## Given instruction
Duplicate all of the data below line for line, omitting the pictures.

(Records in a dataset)
-- BEGIN --
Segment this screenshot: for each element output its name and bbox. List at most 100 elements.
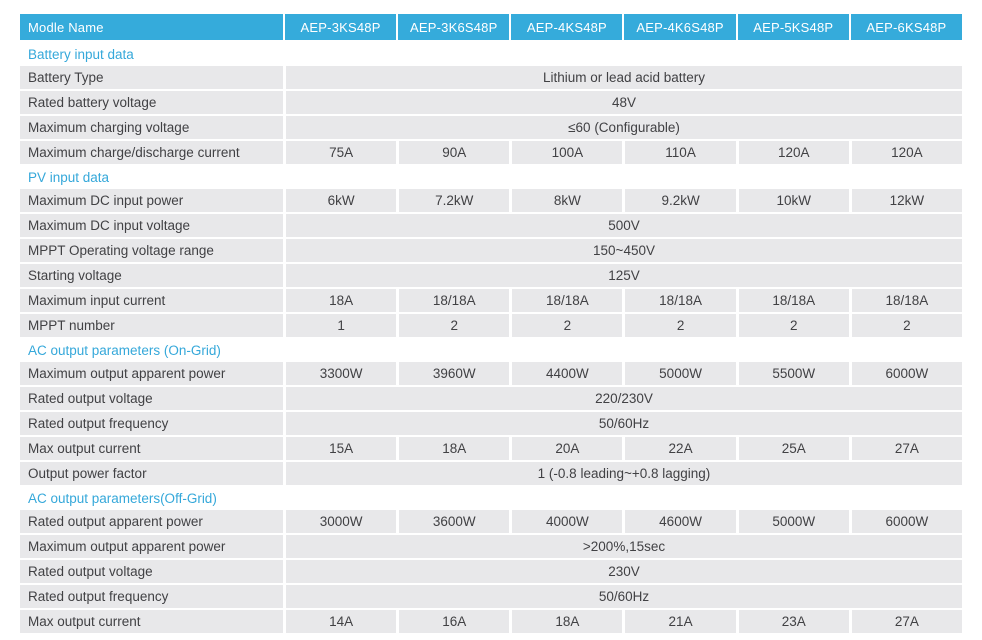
row-label-cell: MPPT number [20, 314, 283, 337]
row-value-cell: 2 [625, 314, 736, 337]
table-row: Maximum output apparent power 3300W 3960W 4… [20, 362, 962, 385]
row-span-value-cell: 220/230V [286, 387, 962, 410]
section-title: AC output parameters (On-Grid) [20, 339, 962, 361]
header-model-cell: AEP-3K6S48P [398, 14, 510, 40]
row-label-cell: Rated output frequency [20, 585, 283, 608]
row-value-cell: 22A [625, 437, 736, 460]
row-value-cell: 4600W [625, 510, 736, 533]
row-value-cell: 15A [286, 437, 397, 460]
table-row: Maximum output apparent power >200%,15sec [20, 535, 962, 558]
row-label-cell: Maximum output apparent power [20, 535, 283, 558]
row-label-cell: Maximum DC input voltage [20, 214, 283, 237]
header-model-cell: AEP-3KS48P [285, 14, 397, 40]
row-value-cell: 16A [399, 610, 510, 633]
table-row: Rated battery voltage 48V [20, 91, 962, 114]
row-span-value-cell: 48V [286, 91, 962, 114]
row-value-cell: 2 [512, 314, 623, 337]
table-row: Rated output frequency 50/60Hz [20, 585, 962, 608]
header-model-cell: AEP-6KS48P [850, 14, 962, 40]
row-value-cell: 120A [738, 141, 849, 164]
row-value-cell: 6000W [851, 510, 962, 533]
row-value-cell: 3000W [286, 510, 397, 533]
section-title: Battery input data [20, 43, 962, 65]
row-value-cell: 10kW [738, 189, 849, 212]
row-span-value-cell: Lithium or lead acid battery [286, 66, 962, 89]
row-label-cell: Maximum DC input power [20, 189, 283, 212]
row-value-cell: 18/18A [738, 289, 849, 312]
row-label-cell: Rated output frequency [20, 412, 283, 435]
header-model-cell: AEP-5KS48P [737, 14, 849, 40]
row-value-cell: 1 [286, 314, 397, 337]
row-span-value-cell: 150~450V [286, 239, 962, 262]
table-row: Maximum DC input voltage 500V [20, 214, 962, 237]
section-title: PV input data [20, 166, 962, 188]
row-value-cell: 2 [399, 314, 510, 337]
table-row: Rated output frequency 50/60Hz [20, 412, 962, 435]
row-span-value-cell: >200%,15sec [286, 535, 962, 558]
row-label-cell: Maximum charging voltage [20, 116, 283, 139]
row-value-cell: 12kW [851, 189, 962, 212]
row-value-cell: 2 [738, 314, 849, 337]
row-label-cell: Maximum input current [20, 289, 283, 312]
row-value-cell: 9.2kW [625, 189, 736, 212]
row-value-cell: 2 [851, 314, 962, 337]
table-row: Maximum charging voltage ≤60 (Configurabl… [20, 116, 962, 139]
row-value-cell: 7.2kW [399, 189, 510, 212]
row-value-cell: 18/18A [512, 289, 623, 312]
table-row: MPPT Operating voltage range 150~450V [20, 239, 962, 262]
row-span-value-cell: 125V [286, 264, 962, 287]
table-row: Starting voltage 125V [20, 264, 962, 287]
row-span-value-cell: 50/60Hz [286, 412, 962, 435]
row-value-cell: 6kW [286, 189, 397, 212]
row-value-cell: 110A [625, 141, 736, 164]
row-value-cell: 18/18A [851, 289, 962, 312]
row-span-value-cell: 230V [286, 560, 962, 583]
section-title: AC output parameters(Off-Grid) [20, 487, 962, 509]
row-value-cell: 18/18A [625, 289, 736, 312]
row-span-value-cell: 50/60Hz [286, 585, 962, 608]
row-value-cell: 4400W [512, 362, 623, 385]
row-label-cell: Max output current [20, 437, 283, 460]
row-span-value-cell: ≤60 (Configurable) [286, 116, 962, 139]
row-label-cell: Rated battery voltage [20, 91, 283, 114]
row-label-cell: Battery Type [20, 66, 283, 89]
row-value-cell: 5500W [738, 362, 849, 385]
table-row: MPPT number 1 2 2 2 2 2 [20, 314, 962, 337]
table-row: Output power factor 1 (-0.8 leading~+0.8 … [20, 462, 962, 485]
table-row: Rated output voltage 220/230V [20, 387, 962, 410]
table-row: Rated output apparent power 3000W 3600W 400… [20, 510, 962, 533]
row-value-cell: 5000W [738, 510, 849, 533]
row-value-cell: 3960W [399, 362, 510, 385]
row-value-cell: 18A [512, 610, 623, 633]
row-label-cell: Rated output voltage [20, 560, 283, 583]
row-value-cell: 18A [399, 437, 510, 460]
table-row: Max output current 15A 18A 20A 22A 25A 27A [20, 437, 962, 460]
row-value-cell: 90A [399, 141, 510, 164]
row-label-cell: Output power factor [20, 462, 283, 485]
header-model-cell: AEP-4KS48P [511, 14, 623, 40]
row-value-cell: 27A [851, 437, 962, 460]
row-span-value-cell: 500V [286, 214, 962, 237]
row-label-cell: MPPT Operating voltage range [20, 239, 283, 262]
header-corner-cell: Modle Name [20, 14, 283, 40]
row-label-cell: Rated output voltage [20, 387, 283, 410]
table-row: Battery Type Lithium or lead acid battery [20, 66, 962, 89]
row-label-cell: Rated output apparent power [20, 510, 283, 533]
row-value-cell: 25A [738, 437, 849, 460]
row-value-cell: 5000W [625, 362, 736, 385]
row-value-cell: 100A [512, 141, 623, 164]
header-model-cell: AEP-4K6S48P [624, 14, 736, 40]
row-value-cell: 75A [286, 141, 397, 164]
row-value-cell: 18A [286, 289, 397, 312]
table-row: Maximum input current 18A 18/18A 18/18A 18/1… [20, 289, 962, 312]
row-value-cell: 4000W [512, 510, 623, 533]
row-value-cell: 18/18A [399, 289, 510, 312]
row-value-cell: 14A [286, 610, 397, 633]
row-value-cell: 3600W [399, 510, 510, 533]
table-header-row: Modle Name AEP-3KS48P AEP-3K6S48P AEP-4KS4… [20, 14, 962, 40]
table-row: Max output current 14A 16A 18A 21A 23A 27A [20, 610, 962, 633]
row-value-cell: 3300W [286, 362, 397, 385]
table-row: Maximum DC input power 6kW 7.2kW 8kW 9.2kW 10… [20, 189, 962, 212]
row-value-cell: 27A [851, 610, 962, 633]
spec-table-body: Battery input data Battery Type Lithium or… [20, 43, 962, 633]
-- END --
## Answer in full
Segment this screenshot: for each element output its name and bbox. List at most 100 elements.
row-label-cell: MPPT number [20, 314, 283, 337]
row-value-cell: 2 [625, 314, 736, 337]
table-row: Maximum output apparent power 3300W 3960W 4… [20, 362, 962, 385]
row-span-value-cell: 220/230V [286, 387, 962, 410]
section-title: AC output parameters (On-Grid) [20, 339, 962, 361]
header-model-cell: AEP-3K6S48P [398, 14, 510, 40]
row-label-cell: Rated output frequency [20, 585, 283, 608]
row-value-cell: 22A [625, 437, 736, 460]
row-value-cell: 4600W [625, 510, 736, 533]
row-value-cell: 15A [286, 437, 397, 460]
table-row: Maximum output apparent power >200%,15sec [20, 535, 962, 558]
row-label-cell: Maximum output apparent power [20, 535, 283, 558]
row-label-cell: Maximum DC input voltage [20, 214, 283, 237]
header-model-cell: AEP-3KS48P [285, 14, 397, 40]
row-value-cell: 16A [399, 610, 510, 633]
table-row: Rated battery voltage 48V [20, 91, 962, 114]
row-span-value-cell: 48V [286, 91, 962, 114]
row-value-cell: 2 [512, 314, 623, 337]
table-row: Rated output frequency 50/60Hz [20, 585, 962, 608]
header-model-cell: AEP-6KS48P [850, 14, 962, 40]
row-value-cell: 120A [738, 141, 849, 164]
row-value-cell: 6000W [851, 510, 962, 533]
row-value-cell: 3000W [286, 510, 397, 533]
section-title: Battery input data [20, 43, 962, 65]
row-value-cell: 10kW [738, 189, 849, 212]
row-span-value-cell: Lithium or lead acid battery [286, 66, 962, 89]
row-label-cell: Maximum DC input power [20, 189, 283, 212]
row-value-cell: 18/18A [738, 289, 849, 312]
row-label-cell: Rated output frequency [20, 412, 283, 435]
header-model-cell: AEP-5KS48P [737, 14, 849, 40]
row-value-cell: 1 [286, 314, 397, 337]
row-span-value-cell: 150~450V [286, 239, 962, 262]
table-row: Maximum DC input voltage 500V [20, 214, 962, 237]
section-title: PV input data [20, 166, 962, 188]
row-value-cell: 2 [399, 314, 510, 337]
table-row: Rated output frequency 50/60Hz [20, 412, 962, 435]
row-span-value-cell: >200%,15sec [286, 535, 962, 558]
row-label-cell: Maximum charging voltage [20, 116, 283, 139]
row-value-cell: 12kW [851, 189, 962, 212]
row-value-cell: 2 [738, 314, 849, 337]
row-label-cell: Maximum input current [20, 289, 283, 312]
row-value-cell: 9.2kW [625, 189, 736, 212]
row-value-cell: 2 [851, 314, 962, 337]
table-row: Maximum charging voltage ≤60 (Configurabl… [20, 116, 962, 139]
row-value-cell: 7.2kW [399, 189, 510, 212]
row-value-cell: 18/18A [512, 289, 623, 312]
table-row: MPPT Operating voltage range 150~450V [20, 239, 962, 262]
row-span-value-cell: 125V [286, 264, 962, 287]
table-row: Starting voltage 125V [20, 264, 962, 287]
row-span-value-cell: 50/60Hz [286, 412, 962, 435]
row-value-cell: 6kW [286, 189, 397, 212]
row-value-cell: 110A [625, 141, 736, 164]
row-value-cell: 18/18A [851, 289, 962, 312]
row-span-value-cell: 230V [286, 560, 962, 583]
section-title: AC output parameters(Off-Grid) [20, 487, 962, 509]
row-value-cell: 18/18A [625, 289, 736, 312]
row-span-value-cell: 50/60Hz [286, 585, 962, 608]
row-value-cell: 4400W [512, 362, 623, 385]
row-label-cell: Max output current [20, 437, 283, 460]
row-span-value-cell: ≤60 (Configurable) [286, 116, 962, 139]
row-label-cell: Rated battery voltage [20, 91, 283, 114]
row-label-cell: Battery Type [20, 66, 283, 89]
row-value-cell: 5500W [738, 362, 849, 385]
table-row: MPPT number 1 2 2 2 2 2 [20, 314, 962, 337]
table-row: Output power factor 1 (-0.8 leading~+0.8 … [20, 462, 962, 485]
table-row: Rated output voltage 220/230V [20, 387, 962, 410]
table-row: Rated output apparent power 3000W 3600W 400… [20, 510, 962, 533]
row-value-cell: 5000W [738, 510, 849, 533]
row-value-cell: 3960W [399, 362, 510, 385]
row-value-cell: 18A [512, 610, 623, 633]
row-label-cell: Rated output voltage [20, 560, 283, 583]
row-value-cell: 18A [399, 437, 510, 460]
table-row: Max output current 15A 18A 20A 22A 25A 27A [20, 437, 962, 460]
row-value-cell: 90A [399, 141, 510, 164]
row-label-cell: Output power factor [20, 462, 283, 485]
header-model-cell: AEP-4KS48P [511, 14, 623, 40]
row-value-cell: 27A [851, 437, 962, 460]
row-span-value-cell: 500V [286, 214, 962, 237]
row-label-cell: MPPT Operating voltage range [20, 239, 283, 262]
header-corner-cell: Modle Name [20, 14, 283, 40]
row-label-cell: Rated output voltage [20, 387, 283, 410]
table-row: Battery Type Lithium or lead acid battery [20, 66, 962, 89]
row-label-cell: Rated output apparent power [20, 510, 283, 533]
row-value-cell: 25A [738, 437, 849, 460]
row-value-cell: 5000W [625, 362, 736, 385]
row-value-cell: 100A [512, 141, 623, 164]
header-model-cell: AEP-4K6S48P [624, 14, 736, 40]
row-value-cell: 75A [286, 141, 397, 164]
row-value-cell: 18A [286, 289, 397, 312]
table-row: Maximum input current 18A 18/18A 18/18A 18/1… [20, 289, 962, 312]
row-value-cell: 4000W [512, 510, 623, 533]
row-value-cell: 18/18A [399, 289, 510, 312]
row-value-cell: 14A [286, 610, 397, 633]
row-value-cell: 3600W [399, 510, 510, 533]
table-header-row: Modle Name AEP-3KS48P AEP-3K6S48P AEP-4KS4… [20, 14, 962, 40]
table-row: Max output current 14A 16A 18A 21A 23A 27A [20, 610, 962, 633]
row-value-cell: 3300W [286, 362, 397, 385]
table-row: Maximum DC input power 6kW 7.2kW 8kW 9.2kW 10… [20, 189, 962, 212]
row-value-cell: 27A [851, 610, 962, 633]
spec-table-body: Battery input data Battery Type Lithium or… [20, 43, 962, 633]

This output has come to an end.